== EXERCISE REQUIREMENTS ==
Go through the entries below and print each one exactly, leaving out pictures.

== DATA SHOWN ==
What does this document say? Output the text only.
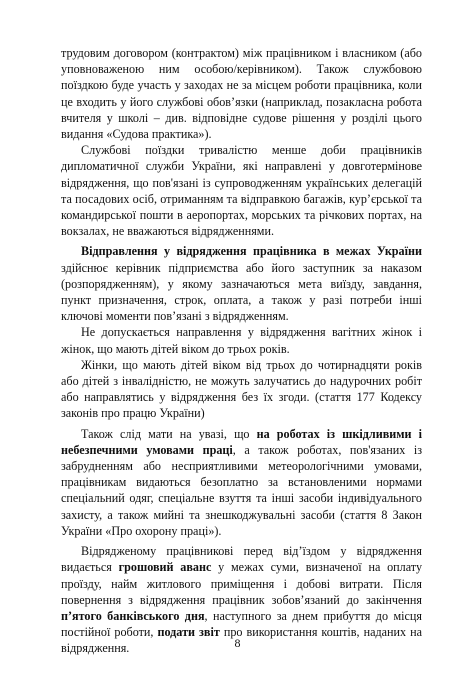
трудовим договором (контрактом) між працівником і власником (або уповноваженою ним особою/керівником). Також службовою поїздкою буде участь у заходах не за місцем роботи працівника, коли це входить у його службові обов’язки (наприклад, позакласна робота вчителя у школі – див. відповідне судове рішення у розділі цього видання «Судова практика»).

Службові поїздки тривалістю менше доби працівників дипломатичної служби України, які направлені у довготермінове відрядження, що пов'язані із супроводженням українських делегацій та посадових осіб, отриманням та відправкою багажів, кур’єрської та командирської пошти в аеропортах, морських та річкових портах, на вокзалах, не вважаються відрядженнями.

Відправлення у відрядження працівника в межах України здійснює керівник підприємства або його заступник за наказом (розпорядженням), у якому зазначаються мета виїзду, завдання, пункт призначення, строк, оплата, а також у разі потреби інші ключові моменти пов’язані з відрядженням.

Не допускається направлення у відрядження вагітних жінок і жінок, що мають дітей віком до трьох років.

Жінки, що мають дітей віком від трьох до чотирнадцяти років або дітей з інвалідністю, не можуть залучатись до надурочних робіт або направлятись у відрядження без їх згоди. (стаття 177 Кодексу законів про працю України)

Також слід мати на увазі, що на роботах із шкідливими і небезпечними умовами праці, а також роботах, пов'язаних із забрудненням або несприятливими метеорологічними умовами, працівникам видаються безоплатно за встановленими нормами спеціальний одяг, спеціальне взуття та інші засоби індивідуального захисту, а також мийні та знешкоджувальні засоби (стаття 8 Закон України «Про охорону праці»).

Відрядженому працівникові перед від’їздом у відрядження видається грошовий аванс у межах суми, визначеної на оплату проїзду, найм житлового приміщення і добові витрати. Після повернення з відрядження працівник зобов’язаний до закінчення п’ятого банківського дня, наступного за днем прибуття до місця постійної роботи, подати звіт про використання коштів, наданих на відрядження.	8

== ANSWER ==
What does this document say? Output the text only.
трудовим договором (контрактом) між працівником і власником (або уповноваженою ним особою/керівником). Також службовою поїздкою буде участь у заходах не за місцем роботи працівника, коли це входить у його службові обов’язки (наприклад, позакласна робота вчителя у школі – див. відповідне судове рішення у розділі цього видання «Судова практика»).

Службові поїздки тривалістю менше доби працівників дипломатичної служби України, які направлені у довготермінове відрядження, що пов'язані із супроводженням українських делегацій та посадових осіб, отриманням та відправкою багажів, кур’єрської та командирської пошти в аеропортах, морських та річкових портах, на вокзалах, не вважаються відрядженнями.

Відправлення у відрядження працівника в межах України здійснює керівник підприємства або його заступник за наказом (розпорядженням), у якому зазначаються мета виїзду, завдання, пункт призначення, строк, оплата, а також у разі потреби інші ключові моменти пов’язані з відрядженням.

Не допускається направлення у відрядження вагітних жінок і жінок, що мають дітей віком до трьох років.

Жінки, що мають дітей віком від трьох до чотирнадцяти років або дітей з інвалідністю, не можуть залучатись до надурочних робіт або направлятись у відрядження без їх згоди. (стаття 177 Кодексу законів про працю України)

Також слід мати на увазі, що на роботах із шкідливими і небезпечними умовами праці, а також роботах, пов'язаних із забрудненням або несприятливими метеорологічними умовами, працівникам видаються безоплатно за встановленими нормами спеціальний одяг, спеціальне взуття та інші засоби індивідуального захисту, а також мийні та знешкоджувальні засоби (стаття 8 Закон України «Про охорону праці»).

Відрядженому працівникові перед від’їздом у відрядження видається грошовий аванс у межах суми, визначеної на оплату проїзду, найм житлового приміщення і добові витрати. Після повернення з відрядження працівник зобов’язаний до закінчення п’ятого банківського дня, наступного за днем прибуття до місця постійної роботи, подати звіт про використання коштів, наданих на відрядження.	8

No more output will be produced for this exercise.